What the task requires: Gather all lines in the entries below that include the word "this".

[Records contained in a dataset]
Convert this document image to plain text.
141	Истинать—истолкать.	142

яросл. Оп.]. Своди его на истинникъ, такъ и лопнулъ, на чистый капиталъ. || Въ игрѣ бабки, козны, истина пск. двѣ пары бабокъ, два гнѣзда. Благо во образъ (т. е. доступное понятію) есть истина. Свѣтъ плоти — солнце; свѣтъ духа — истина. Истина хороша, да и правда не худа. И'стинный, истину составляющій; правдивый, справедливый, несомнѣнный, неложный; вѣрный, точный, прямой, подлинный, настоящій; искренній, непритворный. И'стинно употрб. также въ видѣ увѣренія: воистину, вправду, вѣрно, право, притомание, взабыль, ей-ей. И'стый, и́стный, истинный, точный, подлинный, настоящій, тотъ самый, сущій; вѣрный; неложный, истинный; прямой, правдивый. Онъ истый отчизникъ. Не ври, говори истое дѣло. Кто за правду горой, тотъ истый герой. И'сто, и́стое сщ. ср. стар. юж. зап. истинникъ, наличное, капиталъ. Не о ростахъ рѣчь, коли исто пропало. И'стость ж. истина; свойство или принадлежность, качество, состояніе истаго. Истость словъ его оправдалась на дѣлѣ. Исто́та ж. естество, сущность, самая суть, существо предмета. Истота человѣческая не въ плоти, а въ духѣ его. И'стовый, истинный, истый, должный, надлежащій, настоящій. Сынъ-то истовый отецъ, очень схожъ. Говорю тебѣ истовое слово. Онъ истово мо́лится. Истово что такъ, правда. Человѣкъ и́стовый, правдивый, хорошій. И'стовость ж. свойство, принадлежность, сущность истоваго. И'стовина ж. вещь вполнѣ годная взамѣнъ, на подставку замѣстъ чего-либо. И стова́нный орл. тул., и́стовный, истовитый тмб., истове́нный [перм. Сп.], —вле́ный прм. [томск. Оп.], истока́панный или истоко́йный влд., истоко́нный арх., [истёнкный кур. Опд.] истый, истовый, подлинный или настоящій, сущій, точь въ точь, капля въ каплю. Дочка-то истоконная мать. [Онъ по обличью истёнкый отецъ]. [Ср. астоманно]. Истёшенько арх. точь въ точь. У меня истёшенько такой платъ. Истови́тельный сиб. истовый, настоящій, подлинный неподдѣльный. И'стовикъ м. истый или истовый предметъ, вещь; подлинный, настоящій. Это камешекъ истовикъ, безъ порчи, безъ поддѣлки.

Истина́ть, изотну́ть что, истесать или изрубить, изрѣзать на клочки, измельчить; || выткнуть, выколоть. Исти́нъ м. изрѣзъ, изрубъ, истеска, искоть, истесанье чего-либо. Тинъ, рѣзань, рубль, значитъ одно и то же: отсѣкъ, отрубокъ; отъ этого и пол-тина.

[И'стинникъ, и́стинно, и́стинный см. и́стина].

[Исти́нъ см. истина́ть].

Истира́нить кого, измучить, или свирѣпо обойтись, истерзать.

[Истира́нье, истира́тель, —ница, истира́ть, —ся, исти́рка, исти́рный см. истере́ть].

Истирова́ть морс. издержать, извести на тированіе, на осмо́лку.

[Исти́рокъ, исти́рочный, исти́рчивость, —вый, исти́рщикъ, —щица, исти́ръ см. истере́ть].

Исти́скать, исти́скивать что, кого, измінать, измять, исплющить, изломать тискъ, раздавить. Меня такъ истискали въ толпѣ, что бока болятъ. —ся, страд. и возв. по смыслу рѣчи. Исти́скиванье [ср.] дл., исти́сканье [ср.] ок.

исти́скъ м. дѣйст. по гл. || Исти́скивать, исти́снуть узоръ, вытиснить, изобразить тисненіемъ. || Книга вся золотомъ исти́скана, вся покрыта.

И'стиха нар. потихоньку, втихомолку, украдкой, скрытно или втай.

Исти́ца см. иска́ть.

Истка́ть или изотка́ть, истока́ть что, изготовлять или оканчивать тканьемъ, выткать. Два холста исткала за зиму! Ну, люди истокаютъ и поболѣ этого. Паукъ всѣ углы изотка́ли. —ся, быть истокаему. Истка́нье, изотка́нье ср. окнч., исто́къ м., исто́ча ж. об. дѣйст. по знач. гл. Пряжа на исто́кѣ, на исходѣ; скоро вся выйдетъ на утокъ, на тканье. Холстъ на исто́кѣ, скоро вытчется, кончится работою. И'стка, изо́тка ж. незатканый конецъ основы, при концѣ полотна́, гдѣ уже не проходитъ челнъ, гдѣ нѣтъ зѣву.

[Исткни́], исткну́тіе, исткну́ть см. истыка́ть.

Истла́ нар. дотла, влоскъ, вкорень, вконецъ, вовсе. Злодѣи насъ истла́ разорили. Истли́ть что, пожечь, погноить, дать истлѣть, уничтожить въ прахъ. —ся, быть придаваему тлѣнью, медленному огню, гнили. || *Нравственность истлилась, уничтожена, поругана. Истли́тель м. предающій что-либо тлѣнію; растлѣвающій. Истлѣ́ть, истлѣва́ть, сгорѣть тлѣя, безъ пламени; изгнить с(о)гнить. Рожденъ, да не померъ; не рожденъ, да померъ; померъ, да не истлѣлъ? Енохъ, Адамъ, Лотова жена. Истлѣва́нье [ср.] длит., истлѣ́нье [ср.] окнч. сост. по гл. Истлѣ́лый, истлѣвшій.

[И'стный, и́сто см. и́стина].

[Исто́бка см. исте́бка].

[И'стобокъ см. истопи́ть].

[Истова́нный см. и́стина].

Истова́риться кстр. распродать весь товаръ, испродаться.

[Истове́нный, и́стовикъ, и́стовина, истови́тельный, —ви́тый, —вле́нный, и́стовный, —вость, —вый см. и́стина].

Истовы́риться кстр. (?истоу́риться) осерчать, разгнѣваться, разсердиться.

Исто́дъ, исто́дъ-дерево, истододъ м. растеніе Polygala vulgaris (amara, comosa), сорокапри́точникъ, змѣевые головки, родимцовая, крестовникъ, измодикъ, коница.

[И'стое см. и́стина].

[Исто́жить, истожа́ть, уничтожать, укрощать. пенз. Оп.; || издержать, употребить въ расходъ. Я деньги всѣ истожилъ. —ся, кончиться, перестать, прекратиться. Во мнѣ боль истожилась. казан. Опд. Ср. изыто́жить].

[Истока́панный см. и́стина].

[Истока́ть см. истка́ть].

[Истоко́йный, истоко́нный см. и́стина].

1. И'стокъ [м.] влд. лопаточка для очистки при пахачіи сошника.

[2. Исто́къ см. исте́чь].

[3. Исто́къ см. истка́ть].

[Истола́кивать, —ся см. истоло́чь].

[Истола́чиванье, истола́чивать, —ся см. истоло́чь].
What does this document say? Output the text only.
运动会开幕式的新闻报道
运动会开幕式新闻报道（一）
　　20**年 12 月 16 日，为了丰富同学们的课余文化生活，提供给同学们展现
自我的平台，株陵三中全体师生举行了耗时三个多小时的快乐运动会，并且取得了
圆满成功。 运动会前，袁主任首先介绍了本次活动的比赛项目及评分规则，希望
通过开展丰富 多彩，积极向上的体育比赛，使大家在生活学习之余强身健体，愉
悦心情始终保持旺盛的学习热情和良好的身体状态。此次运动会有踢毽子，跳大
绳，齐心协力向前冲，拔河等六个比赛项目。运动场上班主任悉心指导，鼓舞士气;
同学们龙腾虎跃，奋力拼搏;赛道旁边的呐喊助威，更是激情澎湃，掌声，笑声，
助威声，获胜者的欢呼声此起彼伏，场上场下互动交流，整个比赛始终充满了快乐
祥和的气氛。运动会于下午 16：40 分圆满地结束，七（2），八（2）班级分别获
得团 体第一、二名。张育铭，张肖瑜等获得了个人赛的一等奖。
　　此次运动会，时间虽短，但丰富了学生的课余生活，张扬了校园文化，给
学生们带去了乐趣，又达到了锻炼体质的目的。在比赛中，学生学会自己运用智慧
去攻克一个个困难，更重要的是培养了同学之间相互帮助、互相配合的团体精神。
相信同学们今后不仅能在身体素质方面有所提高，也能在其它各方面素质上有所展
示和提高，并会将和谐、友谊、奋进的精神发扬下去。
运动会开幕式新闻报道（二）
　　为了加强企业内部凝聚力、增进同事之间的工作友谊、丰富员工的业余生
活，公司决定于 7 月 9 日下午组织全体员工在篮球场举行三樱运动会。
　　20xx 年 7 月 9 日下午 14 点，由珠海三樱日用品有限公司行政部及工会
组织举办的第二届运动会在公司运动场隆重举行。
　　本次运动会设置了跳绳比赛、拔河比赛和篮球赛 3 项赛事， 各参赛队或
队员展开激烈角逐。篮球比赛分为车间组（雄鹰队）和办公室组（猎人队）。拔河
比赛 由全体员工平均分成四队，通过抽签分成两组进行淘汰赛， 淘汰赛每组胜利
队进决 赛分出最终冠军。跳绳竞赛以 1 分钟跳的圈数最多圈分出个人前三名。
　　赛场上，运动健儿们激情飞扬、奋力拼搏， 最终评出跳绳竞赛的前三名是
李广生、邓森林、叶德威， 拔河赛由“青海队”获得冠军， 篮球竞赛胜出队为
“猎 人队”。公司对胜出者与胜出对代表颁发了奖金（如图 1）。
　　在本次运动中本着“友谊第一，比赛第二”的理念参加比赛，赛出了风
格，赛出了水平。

Full answer:
Convert this document image to plain text.
What does this document say? Output the text only.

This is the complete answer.